• [Given instruction]: How many lines in the records below hold the string "text"? Please answer with the number and nothing more.
---------------
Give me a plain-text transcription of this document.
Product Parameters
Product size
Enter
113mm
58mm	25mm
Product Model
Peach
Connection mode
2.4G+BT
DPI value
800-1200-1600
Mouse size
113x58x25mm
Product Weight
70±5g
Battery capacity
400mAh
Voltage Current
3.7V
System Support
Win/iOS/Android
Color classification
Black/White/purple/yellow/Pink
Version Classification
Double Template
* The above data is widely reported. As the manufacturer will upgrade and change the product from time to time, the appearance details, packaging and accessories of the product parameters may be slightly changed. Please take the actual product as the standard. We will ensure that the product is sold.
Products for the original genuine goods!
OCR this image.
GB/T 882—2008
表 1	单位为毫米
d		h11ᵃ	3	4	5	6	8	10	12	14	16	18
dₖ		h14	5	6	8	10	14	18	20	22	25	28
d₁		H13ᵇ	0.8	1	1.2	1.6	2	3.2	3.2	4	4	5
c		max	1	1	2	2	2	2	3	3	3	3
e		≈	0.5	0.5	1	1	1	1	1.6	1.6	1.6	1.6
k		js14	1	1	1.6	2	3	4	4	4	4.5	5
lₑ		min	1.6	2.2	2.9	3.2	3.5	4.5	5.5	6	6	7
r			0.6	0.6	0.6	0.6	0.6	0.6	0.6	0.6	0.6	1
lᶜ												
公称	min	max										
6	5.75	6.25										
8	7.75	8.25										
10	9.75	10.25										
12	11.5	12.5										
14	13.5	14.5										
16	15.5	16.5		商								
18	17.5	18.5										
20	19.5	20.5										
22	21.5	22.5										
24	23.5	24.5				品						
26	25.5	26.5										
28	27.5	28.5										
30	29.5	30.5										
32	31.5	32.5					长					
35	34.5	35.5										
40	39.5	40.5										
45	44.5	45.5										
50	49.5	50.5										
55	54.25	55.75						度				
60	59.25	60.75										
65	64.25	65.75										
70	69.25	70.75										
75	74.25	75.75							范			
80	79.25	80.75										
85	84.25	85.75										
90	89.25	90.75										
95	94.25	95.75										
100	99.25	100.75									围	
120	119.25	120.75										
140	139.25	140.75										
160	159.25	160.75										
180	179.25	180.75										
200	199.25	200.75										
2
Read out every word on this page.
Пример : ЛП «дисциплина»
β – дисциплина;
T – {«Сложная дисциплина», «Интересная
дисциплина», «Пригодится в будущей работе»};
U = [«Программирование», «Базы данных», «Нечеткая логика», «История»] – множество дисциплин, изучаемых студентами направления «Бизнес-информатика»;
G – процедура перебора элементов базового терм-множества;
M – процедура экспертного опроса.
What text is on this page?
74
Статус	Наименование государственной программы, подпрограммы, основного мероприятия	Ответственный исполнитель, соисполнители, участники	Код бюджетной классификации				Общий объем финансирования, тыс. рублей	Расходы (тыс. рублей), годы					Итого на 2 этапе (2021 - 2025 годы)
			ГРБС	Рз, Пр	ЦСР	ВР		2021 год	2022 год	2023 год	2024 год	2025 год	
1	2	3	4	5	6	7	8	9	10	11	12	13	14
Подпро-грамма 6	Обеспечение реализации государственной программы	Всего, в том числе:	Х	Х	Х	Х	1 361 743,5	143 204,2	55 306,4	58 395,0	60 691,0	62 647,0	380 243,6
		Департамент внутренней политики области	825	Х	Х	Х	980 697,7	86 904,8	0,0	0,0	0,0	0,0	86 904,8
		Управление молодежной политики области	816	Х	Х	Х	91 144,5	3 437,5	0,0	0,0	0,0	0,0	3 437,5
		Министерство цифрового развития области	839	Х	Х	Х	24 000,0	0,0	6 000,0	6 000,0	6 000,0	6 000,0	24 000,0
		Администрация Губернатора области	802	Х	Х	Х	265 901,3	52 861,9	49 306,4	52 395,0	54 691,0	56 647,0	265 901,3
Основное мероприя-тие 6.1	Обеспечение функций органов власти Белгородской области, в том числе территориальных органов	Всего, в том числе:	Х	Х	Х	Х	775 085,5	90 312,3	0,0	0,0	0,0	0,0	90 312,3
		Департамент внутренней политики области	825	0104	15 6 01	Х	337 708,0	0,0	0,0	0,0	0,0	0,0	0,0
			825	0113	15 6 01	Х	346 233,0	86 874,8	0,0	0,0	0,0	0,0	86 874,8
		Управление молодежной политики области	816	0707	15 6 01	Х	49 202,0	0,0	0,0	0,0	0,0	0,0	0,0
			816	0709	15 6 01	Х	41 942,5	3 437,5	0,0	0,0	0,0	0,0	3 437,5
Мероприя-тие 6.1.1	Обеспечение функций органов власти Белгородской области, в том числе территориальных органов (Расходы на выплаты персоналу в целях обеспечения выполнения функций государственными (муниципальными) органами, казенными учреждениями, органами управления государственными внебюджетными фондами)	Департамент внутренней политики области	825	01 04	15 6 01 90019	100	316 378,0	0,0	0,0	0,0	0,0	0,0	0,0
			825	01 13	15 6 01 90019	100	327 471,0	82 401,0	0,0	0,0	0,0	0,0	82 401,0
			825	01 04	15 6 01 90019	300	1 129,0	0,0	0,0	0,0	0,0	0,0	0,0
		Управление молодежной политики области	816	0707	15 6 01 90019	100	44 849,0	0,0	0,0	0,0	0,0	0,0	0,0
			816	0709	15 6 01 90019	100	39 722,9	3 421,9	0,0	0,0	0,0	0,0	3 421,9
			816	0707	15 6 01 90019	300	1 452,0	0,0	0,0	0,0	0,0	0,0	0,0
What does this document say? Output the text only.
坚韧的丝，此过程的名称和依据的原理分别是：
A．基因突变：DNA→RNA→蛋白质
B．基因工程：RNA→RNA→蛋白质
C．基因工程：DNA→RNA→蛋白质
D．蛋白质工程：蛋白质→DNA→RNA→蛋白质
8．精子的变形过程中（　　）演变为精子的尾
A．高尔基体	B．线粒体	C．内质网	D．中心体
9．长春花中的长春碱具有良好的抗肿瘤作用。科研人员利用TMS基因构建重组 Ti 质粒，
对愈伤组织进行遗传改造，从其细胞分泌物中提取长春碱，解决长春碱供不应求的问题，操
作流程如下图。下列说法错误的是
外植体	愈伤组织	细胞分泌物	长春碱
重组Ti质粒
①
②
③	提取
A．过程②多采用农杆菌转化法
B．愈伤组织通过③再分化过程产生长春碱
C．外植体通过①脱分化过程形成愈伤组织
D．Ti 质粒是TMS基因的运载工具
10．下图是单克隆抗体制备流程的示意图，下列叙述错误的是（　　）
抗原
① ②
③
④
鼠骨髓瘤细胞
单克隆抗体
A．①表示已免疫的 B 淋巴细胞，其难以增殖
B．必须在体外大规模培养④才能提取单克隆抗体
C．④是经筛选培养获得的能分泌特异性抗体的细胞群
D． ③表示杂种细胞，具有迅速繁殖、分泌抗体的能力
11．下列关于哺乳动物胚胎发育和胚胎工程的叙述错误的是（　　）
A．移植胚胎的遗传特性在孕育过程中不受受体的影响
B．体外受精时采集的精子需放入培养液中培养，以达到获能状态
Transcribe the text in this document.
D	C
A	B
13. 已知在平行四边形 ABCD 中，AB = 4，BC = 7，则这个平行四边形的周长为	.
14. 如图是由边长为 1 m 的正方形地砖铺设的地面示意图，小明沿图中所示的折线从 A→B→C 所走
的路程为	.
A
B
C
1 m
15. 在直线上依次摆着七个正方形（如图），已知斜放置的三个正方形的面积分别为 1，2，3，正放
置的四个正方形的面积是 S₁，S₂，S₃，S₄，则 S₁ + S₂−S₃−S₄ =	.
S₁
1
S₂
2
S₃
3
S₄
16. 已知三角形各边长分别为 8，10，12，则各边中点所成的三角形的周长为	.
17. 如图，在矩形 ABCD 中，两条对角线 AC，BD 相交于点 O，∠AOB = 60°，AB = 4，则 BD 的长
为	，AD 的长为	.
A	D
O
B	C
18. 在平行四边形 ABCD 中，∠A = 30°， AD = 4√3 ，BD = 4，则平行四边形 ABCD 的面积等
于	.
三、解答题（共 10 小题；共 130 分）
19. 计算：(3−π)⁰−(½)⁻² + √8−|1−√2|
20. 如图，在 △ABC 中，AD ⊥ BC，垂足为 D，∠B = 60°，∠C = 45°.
---------------
• [Complete output]: 4